§ SUPPLIED MATERIAL:
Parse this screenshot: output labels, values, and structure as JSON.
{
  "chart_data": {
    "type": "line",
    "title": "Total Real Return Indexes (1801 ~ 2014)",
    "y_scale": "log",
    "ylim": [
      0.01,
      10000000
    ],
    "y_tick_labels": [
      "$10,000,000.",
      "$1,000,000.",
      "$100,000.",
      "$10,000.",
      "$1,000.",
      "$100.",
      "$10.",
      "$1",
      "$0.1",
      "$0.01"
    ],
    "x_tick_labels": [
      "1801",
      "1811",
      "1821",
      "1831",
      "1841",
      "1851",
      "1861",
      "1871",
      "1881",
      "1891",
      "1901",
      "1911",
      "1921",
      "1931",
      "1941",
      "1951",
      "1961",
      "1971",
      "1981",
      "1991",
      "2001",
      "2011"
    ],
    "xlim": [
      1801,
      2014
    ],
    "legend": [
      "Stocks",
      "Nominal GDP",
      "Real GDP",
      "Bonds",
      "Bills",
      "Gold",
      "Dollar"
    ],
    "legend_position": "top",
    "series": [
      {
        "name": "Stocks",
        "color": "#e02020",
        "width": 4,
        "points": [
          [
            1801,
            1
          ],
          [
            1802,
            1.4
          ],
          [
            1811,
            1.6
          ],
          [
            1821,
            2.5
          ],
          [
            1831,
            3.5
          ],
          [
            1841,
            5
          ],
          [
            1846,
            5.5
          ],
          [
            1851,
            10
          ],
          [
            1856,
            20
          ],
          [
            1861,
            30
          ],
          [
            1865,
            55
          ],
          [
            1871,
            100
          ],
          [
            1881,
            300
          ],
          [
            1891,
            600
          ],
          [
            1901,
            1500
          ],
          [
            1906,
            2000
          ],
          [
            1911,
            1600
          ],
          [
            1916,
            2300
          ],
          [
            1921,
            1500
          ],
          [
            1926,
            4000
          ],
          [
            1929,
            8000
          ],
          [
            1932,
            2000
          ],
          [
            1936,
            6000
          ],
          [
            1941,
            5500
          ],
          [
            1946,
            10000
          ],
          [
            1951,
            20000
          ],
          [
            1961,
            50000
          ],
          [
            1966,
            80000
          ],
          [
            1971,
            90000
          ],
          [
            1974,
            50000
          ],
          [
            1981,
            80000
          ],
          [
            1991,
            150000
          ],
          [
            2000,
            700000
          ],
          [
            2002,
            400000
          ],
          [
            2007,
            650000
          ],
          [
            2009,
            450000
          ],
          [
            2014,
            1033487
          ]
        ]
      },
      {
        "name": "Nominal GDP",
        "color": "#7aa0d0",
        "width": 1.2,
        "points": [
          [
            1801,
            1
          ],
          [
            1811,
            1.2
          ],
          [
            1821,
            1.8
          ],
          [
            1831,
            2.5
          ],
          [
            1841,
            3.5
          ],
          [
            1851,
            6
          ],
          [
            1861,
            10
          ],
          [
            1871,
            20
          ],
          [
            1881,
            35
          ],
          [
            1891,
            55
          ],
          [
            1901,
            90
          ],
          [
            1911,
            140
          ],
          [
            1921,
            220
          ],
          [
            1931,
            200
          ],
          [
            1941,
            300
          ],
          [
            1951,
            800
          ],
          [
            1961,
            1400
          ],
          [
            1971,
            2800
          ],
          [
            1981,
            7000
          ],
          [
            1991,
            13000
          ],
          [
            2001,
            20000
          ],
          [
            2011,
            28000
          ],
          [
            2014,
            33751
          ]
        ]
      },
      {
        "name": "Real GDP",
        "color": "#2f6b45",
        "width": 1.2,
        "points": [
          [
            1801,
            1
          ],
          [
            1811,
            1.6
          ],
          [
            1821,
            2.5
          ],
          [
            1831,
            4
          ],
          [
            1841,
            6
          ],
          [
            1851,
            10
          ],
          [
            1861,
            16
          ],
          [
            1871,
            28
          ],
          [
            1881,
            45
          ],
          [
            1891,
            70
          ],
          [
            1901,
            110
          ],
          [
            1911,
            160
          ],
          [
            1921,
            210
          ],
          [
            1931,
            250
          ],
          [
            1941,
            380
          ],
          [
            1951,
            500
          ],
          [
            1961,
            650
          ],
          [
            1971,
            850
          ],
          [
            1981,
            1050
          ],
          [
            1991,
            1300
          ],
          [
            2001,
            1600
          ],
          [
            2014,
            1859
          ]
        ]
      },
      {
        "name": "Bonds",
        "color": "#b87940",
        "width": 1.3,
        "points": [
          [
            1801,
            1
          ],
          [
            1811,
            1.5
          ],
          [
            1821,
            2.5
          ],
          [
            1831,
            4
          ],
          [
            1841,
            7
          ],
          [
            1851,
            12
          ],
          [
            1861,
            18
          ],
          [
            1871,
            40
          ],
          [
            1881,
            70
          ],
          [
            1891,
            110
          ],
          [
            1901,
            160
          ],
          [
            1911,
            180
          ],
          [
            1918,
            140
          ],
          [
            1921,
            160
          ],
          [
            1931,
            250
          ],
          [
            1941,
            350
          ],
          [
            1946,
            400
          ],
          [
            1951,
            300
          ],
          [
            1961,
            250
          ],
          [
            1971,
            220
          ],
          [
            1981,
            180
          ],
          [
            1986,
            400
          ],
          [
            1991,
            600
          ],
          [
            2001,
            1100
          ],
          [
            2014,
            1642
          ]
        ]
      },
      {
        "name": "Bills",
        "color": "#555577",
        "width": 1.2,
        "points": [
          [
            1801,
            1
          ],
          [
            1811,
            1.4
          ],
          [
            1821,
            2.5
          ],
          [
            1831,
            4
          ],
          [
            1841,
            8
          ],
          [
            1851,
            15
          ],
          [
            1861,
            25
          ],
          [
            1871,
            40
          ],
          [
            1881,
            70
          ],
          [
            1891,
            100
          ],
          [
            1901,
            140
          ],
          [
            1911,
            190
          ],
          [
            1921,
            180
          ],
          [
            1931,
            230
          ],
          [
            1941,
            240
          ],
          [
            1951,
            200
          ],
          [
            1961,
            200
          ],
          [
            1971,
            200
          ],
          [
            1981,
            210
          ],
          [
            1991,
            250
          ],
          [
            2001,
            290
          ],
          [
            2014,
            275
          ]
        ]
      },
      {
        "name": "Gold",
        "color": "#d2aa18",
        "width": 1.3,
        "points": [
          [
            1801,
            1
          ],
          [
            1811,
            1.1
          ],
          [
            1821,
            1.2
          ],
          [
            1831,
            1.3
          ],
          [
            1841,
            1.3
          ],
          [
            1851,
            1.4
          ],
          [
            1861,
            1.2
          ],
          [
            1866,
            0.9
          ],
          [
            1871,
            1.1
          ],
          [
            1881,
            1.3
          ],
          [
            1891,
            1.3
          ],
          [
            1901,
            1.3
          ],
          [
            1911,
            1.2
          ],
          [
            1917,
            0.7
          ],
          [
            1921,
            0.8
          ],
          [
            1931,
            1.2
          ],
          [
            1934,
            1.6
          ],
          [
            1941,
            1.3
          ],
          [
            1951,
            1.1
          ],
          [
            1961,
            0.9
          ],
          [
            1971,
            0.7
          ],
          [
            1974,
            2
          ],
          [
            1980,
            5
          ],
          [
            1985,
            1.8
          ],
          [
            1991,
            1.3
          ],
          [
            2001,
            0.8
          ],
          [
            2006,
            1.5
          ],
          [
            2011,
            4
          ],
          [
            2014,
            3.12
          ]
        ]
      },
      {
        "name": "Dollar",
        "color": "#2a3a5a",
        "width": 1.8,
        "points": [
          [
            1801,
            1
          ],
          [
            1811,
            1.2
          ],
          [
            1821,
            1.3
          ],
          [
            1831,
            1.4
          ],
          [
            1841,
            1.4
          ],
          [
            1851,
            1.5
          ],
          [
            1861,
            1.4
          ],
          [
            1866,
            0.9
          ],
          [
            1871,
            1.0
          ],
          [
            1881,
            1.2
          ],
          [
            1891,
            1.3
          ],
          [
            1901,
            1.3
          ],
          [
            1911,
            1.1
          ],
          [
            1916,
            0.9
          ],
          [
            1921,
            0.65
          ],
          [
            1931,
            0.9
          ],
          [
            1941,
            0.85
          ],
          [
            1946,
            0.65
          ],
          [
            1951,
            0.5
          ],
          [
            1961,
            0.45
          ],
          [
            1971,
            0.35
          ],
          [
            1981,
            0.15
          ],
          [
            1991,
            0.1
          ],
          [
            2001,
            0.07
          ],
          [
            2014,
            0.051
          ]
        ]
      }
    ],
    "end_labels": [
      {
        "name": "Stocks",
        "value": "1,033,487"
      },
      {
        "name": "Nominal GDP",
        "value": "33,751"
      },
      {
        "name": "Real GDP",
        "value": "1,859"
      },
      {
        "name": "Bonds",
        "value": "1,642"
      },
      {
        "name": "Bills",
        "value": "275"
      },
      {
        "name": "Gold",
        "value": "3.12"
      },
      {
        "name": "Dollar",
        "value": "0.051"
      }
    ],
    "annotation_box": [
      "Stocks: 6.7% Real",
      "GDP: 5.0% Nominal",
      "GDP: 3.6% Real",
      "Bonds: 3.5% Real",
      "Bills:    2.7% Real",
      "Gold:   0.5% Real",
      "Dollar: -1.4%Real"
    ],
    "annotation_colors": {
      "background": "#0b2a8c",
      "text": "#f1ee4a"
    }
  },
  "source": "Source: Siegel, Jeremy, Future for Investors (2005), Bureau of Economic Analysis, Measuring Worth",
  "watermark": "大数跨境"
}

§ WHAT THE TASK REQUIRES:
Return every line above in which the string "Bills" occurs.

§ TASK SOLUTION:
      "Bills",
        "name": "Bills",
        "name": "Bills",
      "Bills:    2.7% Real",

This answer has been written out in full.